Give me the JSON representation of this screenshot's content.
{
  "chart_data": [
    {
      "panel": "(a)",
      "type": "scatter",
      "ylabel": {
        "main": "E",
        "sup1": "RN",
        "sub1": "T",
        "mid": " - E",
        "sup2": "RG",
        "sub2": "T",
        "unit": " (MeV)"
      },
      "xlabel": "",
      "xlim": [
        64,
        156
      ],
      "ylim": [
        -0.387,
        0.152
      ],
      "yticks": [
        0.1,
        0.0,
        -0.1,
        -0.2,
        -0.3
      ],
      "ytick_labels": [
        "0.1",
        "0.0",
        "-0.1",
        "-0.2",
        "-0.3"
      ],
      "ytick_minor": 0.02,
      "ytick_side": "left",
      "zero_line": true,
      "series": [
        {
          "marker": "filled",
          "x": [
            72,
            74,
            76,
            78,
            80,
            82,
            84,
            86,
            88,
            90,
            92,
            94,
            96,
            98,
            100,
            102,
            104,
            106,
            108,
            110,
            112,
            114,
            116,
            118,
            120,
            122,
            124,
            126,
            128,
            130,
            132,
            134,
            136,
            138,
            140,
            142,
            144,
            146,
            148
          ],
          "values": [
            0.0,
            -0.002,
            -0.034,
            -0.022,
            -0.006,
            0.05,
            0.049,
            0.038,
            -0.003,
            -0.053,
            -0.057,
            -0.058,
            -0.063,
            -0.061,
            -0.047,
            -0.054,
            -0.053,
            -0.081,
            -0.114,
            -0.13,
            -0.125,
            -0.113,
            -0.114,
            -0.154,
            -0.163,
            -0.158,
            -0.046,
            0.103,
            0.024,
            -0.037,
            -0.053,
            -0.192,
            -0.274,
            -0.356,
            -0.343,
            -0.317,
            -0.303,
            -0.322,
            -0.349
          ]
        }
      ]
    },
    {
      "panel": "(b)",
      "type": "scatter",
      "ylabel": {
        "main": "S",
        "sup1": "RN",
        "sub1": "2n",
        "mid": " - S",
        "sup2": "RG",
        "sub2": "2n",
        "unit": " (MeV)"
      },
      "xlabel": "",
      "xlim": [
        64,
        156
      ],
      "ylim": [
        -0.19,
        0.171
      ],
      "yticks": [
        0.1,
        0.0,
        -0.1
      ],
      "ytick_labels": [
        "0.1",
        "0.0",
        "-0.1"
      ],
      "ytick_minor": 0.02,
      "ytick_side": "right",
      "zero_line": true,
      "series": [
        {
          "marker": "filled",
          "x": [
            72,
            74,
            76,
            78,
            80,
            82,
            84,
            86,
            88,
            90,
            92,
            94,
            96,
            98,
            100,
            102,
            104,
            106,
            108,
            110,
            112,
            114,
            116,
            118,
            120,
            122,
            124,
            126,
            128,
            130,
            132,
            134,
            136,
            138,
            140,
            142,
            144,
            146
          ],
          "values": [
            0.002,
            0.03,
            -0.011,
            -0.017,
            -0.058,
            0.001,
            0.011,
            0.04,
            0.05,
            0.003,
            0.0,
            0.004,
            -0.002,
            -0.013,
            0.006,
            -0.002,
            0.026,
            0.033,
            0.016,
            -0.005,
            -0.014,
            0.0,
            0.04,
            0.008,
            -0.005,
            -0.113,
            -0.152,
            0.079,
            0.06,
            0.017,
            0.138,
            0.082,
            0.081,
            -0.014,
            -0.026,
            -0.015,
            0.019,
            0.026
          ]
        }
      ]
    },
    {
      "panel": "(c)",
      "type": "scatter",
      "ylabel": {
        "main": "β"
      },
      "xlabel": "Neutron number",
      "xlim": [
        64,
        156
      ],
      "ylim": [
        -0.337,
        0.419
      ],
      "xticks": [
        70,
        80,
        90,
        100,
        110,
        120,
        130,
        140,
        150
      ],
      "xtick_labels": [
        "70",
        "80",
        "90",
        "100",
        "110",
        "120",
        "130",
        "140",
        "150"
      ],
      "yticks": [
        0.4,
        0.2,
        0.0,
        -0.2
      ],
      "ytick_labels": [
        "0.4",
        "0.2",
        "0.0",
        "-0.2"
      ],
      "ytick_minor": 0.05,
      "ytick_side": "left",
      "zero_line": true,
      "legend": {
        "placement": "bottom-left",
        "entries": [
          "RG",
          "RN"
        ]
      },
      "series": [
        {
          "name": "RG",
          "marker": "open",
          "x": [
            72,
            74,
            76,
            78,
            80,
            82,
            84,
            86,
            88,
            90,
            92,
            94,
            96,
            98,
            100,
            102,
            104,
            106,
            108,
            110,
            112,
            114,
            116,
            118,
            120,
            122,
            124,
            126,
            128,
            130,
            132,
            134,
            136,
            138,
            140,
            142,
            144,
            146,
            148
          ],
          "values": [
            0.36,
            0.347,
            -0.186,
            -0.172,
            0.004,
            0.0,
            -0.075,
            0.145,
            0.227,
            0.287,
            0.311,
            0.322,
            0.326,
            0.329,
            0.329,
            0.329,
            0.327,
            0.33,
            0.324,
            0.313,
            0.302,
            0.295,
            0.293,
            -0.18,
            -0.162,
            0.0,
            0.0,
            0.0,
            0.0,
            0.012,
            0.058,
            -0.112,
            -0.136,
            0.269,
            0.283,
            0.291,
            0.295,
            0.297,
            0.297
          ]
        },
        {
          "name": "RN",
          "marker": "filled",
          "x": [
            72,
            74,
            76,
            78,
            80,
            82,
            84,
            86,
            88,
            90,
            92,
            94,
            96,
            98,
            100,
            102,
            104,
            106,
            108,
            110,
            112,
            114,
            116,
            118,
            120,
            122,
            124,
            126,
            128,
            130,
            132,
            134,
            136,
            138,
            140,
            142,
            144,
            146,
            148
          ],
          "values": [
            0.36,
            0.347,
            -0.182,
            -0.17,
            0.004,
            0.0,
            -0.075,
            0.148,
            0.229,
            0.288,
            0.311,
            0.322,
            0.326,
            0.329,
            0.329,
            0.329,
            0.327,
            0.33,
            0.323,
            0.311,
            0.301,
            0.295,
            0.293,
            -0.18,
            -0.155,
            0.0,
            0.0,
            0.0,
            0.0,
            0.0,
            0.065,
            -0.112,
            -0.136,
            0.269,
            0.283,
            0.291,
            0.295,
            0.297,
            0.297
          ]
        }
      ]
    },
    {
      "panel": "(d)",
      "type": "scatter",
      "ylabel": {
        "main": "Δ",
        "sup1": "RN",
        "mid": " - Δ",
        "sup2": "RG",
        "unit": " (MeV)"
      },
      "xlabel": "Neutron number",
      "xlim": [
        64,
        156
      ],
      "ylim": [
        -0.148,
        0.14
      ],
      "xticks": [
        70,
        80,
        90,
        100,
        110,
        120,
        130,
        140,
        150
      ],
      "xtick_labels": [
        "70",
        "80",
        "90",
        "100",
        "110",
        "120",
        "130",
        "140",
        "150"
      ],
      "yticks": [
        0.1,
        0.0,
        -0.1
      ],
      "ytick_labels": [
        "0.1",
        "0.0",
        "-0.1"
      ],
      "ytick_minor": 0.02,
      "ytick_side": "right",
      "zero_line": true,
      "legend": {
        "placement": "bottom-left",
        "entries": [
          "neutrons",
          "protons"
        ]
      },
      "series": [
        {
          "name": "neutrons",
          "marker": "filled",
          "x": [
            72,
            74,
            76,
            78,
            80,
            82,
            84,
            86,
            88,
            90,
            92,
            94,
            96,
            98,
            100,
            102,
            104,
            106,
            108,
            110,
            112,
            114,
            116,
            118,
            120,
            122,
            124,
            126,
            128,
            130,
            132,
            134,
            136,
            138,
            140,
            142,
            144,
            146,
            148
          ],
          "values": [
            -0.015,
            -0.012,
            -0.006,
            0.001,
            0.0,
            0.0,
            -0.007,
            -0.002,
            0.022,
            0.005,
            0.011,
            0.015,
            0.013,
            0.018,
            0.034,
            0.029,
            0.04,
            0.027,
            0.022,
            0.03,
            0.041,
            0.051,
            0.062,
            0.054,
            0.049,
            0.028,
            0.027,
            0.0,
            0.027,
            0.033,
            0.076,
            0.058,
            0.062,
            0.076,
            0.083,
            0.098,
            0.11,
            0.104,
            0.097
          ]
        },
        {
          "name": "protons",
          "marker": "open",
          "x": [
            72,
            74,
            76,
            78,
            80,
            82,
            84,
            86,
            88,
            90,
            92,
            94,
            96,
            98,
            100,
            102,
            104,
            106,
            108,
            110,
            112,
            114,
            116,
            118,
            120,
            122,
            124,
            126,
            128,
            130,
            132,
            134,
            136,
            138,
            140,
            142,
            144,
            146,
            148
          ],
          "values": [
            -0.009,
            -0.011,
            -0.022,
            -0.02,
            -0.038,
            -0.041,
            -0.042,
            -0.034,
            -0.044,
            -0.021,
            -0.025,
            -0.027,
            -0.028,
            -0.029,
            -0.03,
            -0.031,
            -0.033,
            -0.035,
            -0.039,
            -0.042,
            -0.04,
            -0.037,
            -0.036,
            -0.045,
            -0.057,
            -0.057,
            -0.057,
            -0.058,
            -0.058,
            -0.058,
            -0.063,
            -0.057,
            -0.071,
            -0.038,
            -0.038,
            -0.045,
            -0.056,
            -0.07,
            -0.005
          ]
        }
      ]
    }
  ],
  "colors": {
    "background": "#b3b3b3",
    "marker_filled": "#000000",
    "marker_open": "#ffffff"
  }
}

#### [WORK TO BE COMPLETED]
Copy out every line holding the string "name".

#### [SOLUTION]
          "name": "RG",
          "name": "RN",
          "name": "neutrons",
          "name": "protons",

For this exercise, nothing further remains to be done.